### Study text
= = = = =
# <windows 2000 root>\system32\ntoskrnl.exe corrupt or missing



## tech-it-^

Hello All,

I've been having a lot of issues with a Windows 2000 Advanced server box. One of my colleagues was working on this server, and the next time they rebooted the system, they recieved the following error:



Code:


Windows 2000 could not start because the following file is missing or corrupt:

<windows 2000 root>\system32\ntoskrnl.exe.
Please re-install a copy of the above file

Now, I assumed that something was wrong with the boot.ini file and double checked this error online. I see the same solution for everything... Use your Windows disc to go into recovery console to fix the boot.ini, HDD, or insert/overwrite the ntoskrnl.exe file(s). I can't even do this though. When I boot the disc and try to go into recovery console (through Windows 2003 disc), after hitting R, no windows installations show up. So it makes me reboot. I know it exists, because I can get to the boot.ini through a UBCD. What it gives me is below. 



Code:


[boot loader]
timeout=30
default=multi(0)disk(0)rdisk(0)partition(1)\WINNT
[operating systems]
multi(0)disk(0)rdisk(0)partition(3)\WINNT="Microsoft Windows 2000 Advanced Ser"
= = = = =
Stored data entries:
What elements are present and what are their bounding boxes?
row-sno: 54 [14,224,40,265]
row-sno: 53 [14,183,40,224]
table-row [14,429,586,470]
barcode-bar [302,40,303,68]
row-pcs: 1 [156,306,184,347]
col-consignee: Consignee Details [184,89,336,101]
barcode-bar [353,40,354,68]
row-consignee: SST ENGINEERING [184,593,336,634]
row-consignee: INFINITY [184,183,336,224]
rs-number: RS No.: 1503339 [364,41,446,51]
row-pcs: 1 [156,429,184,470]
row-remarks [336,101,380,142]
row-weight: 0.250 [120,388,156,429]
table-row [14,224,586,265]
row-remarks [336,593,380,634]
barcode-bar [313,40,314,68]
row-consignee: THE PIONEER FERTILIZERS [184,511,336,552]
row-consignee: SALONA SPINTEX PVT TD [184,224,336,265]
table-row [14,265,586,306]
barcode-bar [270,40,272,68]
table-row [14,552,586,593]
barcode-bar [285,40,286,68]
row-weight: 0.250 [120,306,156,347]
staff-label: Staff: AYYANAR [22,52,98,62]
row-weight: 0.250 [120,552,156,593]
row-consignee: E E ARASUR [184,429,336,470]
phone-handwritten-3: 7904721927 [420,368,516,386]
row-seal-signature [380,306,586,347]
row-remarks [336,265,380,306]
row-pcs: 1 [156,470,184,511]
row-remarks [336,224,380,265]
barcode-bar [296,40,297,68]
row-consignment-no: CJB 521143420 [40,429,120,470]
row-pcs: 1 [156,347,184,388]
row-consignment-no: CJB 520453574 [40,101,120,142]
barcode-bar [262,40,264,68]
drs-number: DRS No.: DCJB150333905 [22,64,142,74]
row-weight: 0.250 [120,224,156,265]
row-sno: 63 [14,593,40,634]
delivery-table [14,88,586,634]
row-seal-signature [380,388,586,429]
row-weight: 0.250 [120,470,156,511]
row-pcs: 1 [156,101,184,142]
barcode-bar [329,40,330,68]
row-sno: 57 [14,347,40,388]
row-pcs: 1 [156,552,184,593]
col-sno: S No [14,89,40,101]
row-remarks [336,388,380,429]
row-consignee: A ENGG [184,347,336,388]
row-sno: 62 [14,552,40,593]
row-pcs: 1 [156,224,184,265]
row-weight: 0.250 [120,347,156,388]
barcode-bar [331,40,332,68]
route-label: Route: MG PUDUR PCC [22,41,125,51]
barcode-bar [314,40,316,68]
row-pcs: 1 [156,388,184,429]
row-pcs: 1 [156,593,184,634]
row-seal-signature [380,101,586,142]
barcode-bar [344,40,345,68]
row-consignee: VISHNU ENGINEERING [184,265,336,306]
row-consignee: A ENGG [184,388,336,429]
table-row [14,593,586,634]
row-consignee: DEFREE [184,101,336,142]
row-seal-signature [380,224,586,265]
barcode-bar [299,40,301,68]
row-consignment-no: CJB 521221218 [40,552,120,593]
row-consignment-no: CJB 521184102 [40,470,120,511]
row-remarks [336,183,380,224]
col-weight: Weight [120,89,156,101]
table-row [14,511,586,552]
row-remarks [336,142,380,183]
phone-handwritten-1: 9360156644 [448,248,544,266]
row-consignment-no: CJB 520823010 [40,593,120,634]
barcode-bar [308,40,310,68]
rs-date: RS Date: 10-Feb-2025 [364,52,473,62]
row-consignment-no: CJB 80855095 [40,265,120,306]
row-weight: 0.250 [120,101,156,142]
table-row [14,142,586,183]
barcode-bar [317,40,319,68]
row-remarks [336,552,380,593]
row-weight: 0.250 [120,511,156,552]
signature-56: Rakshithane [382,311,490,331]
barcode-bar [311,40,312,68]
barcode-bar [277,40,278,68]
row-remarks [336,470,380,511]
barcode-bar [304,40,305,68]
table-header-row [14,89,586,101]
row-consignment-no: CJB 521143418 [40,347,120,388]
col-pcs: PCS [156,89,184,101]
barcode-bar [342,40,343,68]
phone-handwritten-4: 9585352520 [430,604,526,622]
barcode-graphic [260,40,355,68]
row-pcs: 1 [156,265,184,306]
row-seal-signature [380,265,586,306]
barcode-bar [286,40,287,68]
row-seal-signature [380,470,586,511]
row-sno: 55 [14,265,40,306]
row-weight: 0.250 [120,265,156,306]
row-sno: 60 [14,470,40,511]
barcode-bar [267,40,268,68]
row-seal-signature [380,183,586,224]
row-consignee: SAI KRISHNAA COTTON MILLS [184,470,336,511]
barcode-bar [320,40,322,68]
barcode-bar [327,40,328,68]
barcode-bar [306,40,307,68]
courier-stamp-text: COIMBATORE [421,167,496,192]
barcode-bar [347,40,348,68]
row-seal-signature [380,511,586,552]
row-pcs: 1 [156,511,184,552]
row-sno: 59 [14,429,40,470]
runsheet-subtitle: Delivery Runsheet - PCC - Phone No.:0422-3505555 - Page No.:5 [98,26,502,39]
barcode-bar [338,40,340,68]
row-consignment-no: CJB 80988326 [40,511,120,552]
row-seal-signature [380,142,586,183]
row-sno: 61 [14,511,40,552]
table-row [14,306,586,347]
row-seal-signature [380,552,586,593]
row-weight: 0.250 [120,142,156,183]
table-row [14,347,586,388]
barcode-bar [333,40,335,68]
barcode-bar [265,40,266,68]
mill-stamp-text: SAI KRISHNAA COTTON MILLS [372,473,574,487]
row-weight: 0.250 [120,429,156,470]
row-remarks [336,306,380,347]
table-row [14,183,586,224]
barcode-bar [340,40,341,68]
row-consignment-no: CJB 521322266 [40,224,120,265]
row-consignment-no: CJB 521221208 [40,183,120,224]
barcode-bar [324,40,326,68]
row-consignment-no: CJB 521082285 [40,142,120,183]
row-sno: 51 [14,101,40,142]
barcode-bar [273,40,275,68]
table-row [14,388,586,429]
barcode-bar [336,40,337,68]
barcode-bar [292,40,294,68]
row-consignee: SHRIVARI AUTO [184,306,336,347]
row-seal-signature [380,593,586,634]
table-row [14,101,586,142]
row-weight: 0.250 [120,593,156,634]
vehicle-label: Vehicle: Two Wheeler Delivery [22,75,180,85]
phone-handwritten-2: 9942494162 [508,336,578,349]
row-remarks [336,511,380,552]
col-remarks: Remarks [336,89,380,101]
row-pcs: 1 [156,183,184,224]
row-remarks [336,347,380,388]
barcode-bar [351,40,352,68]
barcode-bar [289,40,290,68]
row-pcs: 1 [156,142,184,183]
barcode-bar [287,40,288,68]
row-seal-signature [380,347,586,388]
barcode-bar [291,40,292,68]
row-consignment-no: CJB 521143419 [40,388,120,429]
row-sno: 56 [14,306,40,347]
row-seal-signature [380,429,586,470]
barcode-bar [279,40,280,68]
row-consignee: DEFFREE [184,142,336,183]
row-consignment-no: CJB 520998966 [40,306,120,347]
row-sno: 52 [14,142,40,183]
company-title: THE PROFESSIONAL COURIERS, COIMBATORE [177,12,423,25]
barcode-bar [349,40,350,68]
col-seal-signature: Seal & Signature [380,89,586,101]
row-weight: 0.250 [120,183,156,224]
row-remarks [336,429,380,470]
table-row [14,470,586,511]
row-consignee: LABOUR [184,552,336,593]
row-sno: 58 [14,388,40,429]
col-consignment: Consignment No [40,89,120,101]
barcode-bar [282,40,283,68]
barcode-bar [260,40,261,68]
= = = = =
### Required work
1 > Translate this sentence from the forum post about the ntoskrnl.exe error into Spanish: "I know it exists, because I can get to the boot.ini through a UBCD."
2 > From the forum post about the ntoskrnl.exe error, extract the passage starting with "Windows 2000 could" and going on through "me is below.", copied word for word.

### Exercise responses
1 > Sé que existe, porque puedo acceder al boot.ini mediante un UBCD.

2 >
Windows 2000 could not start because the following file is missing or corrupt:

<windows 2000 root>\system32\ntoskrnl.exe.
Please re-install a copy of the above file

Now, I assumed that something was wrong with the boot.ini file and double checked this error online. I see the same solution for everything... Use your Windows disc to go into recovery console to fix the boot.ini, HDD, or insert/overwrite the ntoskrnl.exe file(s). I can't even do this though. When I boot the disc and try to go into recovery console (through Windows 2003 disc), after hitting R, no windows installations show up. So it makes me reboot. I know it exists, because I can get to the boot.ini through a UBCD. What it gives me is below.